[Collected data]
# # # #

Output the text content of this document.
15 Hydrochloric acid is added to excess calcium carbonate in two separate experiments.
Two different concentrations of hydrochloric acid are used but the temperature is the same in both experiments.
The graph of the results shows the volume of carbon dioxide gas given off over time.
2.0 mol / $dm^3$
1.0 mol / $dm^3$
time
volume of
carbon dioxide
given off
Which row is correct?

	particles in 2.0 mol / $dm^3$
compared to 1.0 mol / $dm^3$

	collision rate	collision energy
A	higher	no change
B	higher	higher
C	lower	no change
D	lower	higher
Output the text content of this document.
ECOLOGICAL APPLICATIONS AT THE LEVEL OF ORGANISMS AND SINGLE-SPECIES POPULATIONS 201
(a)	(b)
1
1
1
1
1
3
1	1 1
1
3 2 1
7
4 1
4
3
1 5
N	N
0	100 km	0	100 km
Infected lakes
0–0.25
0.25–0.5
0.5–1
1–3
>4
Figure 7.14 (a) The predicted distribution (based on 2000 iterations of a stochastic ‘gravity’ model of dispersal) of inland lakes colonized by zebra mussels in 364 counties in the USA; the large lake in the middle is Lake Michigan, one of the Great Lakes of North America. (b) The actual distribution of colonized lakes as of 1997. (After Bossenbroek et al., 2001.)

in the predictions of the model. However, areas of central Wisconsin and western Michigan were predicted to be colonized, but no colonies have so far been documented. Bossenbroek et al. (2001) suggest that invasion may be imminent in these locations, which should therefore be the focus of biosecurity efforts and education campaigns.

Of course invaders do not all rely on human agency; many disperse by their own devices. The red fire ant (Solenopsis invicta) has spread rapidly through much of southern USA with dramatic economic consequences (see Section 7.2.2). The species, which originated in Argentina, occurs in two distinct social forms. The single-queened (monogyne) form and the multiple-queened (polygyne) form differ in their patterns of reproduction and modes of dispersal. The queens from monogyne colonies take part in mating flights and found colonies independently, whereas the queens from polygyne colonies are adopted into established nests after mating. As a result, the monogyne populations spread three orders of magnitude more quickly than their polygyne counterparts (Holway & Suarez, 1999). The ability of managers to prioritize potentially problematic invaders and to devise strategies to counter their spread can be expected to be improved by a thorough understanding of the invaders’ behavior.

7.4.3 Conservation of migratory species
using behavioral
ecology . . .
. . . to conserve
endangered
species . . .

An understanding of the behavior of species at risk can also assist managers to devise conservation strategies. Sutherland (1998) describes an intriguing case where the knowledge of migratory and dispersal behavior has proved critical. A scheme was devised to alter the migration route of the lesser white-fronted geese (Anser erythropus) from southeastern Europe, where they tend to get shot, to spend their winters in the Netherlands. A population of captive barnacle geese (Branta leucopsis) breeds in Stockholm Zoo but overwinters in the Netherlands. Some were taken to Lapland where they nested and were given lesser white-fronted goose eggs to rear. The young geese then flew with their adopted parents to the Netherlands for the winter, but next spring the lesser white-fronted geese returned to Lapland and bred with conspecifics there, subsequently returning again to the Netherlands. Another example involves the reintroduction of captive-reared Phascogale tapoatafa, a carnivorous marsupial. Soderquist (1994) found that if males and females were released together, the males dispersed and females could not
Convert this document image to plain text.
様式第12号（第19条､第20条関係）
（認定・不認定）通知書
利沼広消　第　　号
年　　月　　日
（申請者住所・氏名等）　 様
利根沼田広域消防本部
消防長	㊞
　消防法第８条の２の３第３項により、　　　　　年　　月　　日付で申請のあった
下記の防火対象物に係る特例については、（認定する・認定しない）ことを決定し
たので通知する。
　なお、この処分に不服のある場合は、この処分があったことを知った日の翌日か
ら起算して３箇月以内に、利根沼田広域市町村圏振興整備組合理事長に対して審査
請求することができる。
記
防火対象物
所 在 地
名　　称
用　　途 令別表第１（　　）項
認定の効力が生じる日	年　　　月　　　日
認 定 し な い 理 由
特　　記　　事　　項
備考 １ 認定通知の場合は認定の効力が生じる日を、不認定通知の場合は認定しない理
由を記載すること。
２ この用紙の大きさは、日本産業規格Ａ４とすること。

# # # #

## The task
Write out the data exactly as it stands.

## Exercise response
Output the text content of this document.
15 Hydrochloric acid is added to excess calcium carbonate in two separate experiments.
Two different concentrations of hydrochloric acid are used but the temperature is the same in both experiments.
The graph of the results shows the volume of carbon dioxide gas given off over time.
2.0 mol / $dm^3$
1.0 mol / $dm^3$
time
volume of
carbon dioxide
given off
Which row is correct?

	particles in 2.0 mol / $dm^3$
compared to 1.0 mol / $dm^3$

	collision rate	collision energy
A	higher	no change
B	higher	higher
C	lower	no change
D	lower	higher
Output the text content of this document.
ECOLOGICAL APPLICATIONS AT THE LEVEL OF ORGANISMS AND SINGLE-SPECIES POPULATIONS 201
(a)	(b)
1
1
1
1
1
3
1	1 1
1
3 2 1
7
4 1
4
3
1 5
N	N
0	100 km	0	100 km
Infected lakes
0–0.25
0.25–0.5
0.5–1
1–3
>4
Figure 7.14 (a) The predicted distribution (based on 2000 iterations of a stochastic ‘gravity’ model of dispersal) of inland lakes colonized by zebra mussels in 364 counties in the USA; the large lake in the middle is Lake Michigan, one of the Great Lakes of North America. (b) The actual distribution of colonized lakes as of 1997. (After Bossenbroek et al., 2001.)

in the predictions of the model. However, areas of central Wisconsin and western Michigan were predicted to be colonized, but no colonies have so far been documented. Bossenbroek et al. (2001) suggest that invasion may be imminent in these locations, which should therefore be the focus of biosecurity efforts and education campaigns.

Of course invaders do not all rely on human agency; many disperse by their own devices. The red fire ant (Solenopsis invicta) has spread rapidly through much of southern USA with dramatic economic consequences (see Section 7.2.2). The species, which originated in Argentina, occurs in two distinct social forms. The single-queened (monogyne) form and the multiple-queened (polygyne) form differ in their patterns of reproduction and modes of dispersal. The queens from monogyne colonies take part in mating flights and found colonies independently, whereas the queens from polygyne colonies are adopted into established nests after mating. As a result, the monogyne populations spread three orders of magnitude more quickly than their polygyne counterparts (Holway & Suarez, 1999). The ability of managers to prioritize potentially problematic invaders and to devise strategies to counter their spread can be expected to be improved by a thorough understanding of the invaders’ behavior.

7.4.3 Conservation of migratory species
using behavioral
ecology . . .
. . . to conserve
endangered
species . . .

An understanding of the behavior of species at risk can also assist managers to devise conservation strategies. Sutherland (1998) describes an intriguing case where the knowledge of migratory and dispersal behavior has proved critical. A scheme was devised to alter the migration route of the lesser white-fronted geese (Anser erythropus) from southeastern Europe, where they tend to get shot, to spend their winters in the Netherlands. A population of captive barnacle geese (Branta leucopsis) breeds in Stockholm Zoo but overwinters in the Netherlands. Some were taken to Lapland where they nested and were given lesser white-fronted goose eggs to rear. The young geese then flew with their adopted parents to the Netherlands for the winter, but next spring the lesser white-fronted geese returned to Lapland and bred with conspecifics there, subsequently returning again to the Netherlands. Another example involves the reintroduction of captive-reared Phascogale tapoatafa, a carnivorous marsupial. Soderquist (1994) found that if males and females were released together, the males dispersed and females could not
Convert this document image to plain text.
様式第12号（第19条､第20条関係）
（認定・不認定）通知書
利沼広消　第　　号
年　　月　　日
（申請者住所・氏名等）　 様
利根沼田広域消防本部
消防長	㊞
　消防法第８条の２の３第３項により、　　　　　年　　月　　日付で申請のあった
下記の防火対象物に係る特例については、（認定する・認定しない）ことを決定し
たので通知する。
　なお、この処分に不服のある場合は、この処分があったことを知った日の翌日か
ら起算して３箇月以内に、利根沼田広域市町村圏振興整備組合理事長に対して審査
請求することができる。
記
防火対象物
所 在 地
名　　称
用　　途 令別表第１（　　）項
認定の効力が生じる日	年　　　月　　　日
認 定 し な い 理 由
特　　記　　事　　項
備考 １ 認定通知の場合は認定の効力が生じる日を、不認定通知の場合は認定しない理
由を記載すること。
２ この用紙の大きさは、日本産業規格Ａ４とすること。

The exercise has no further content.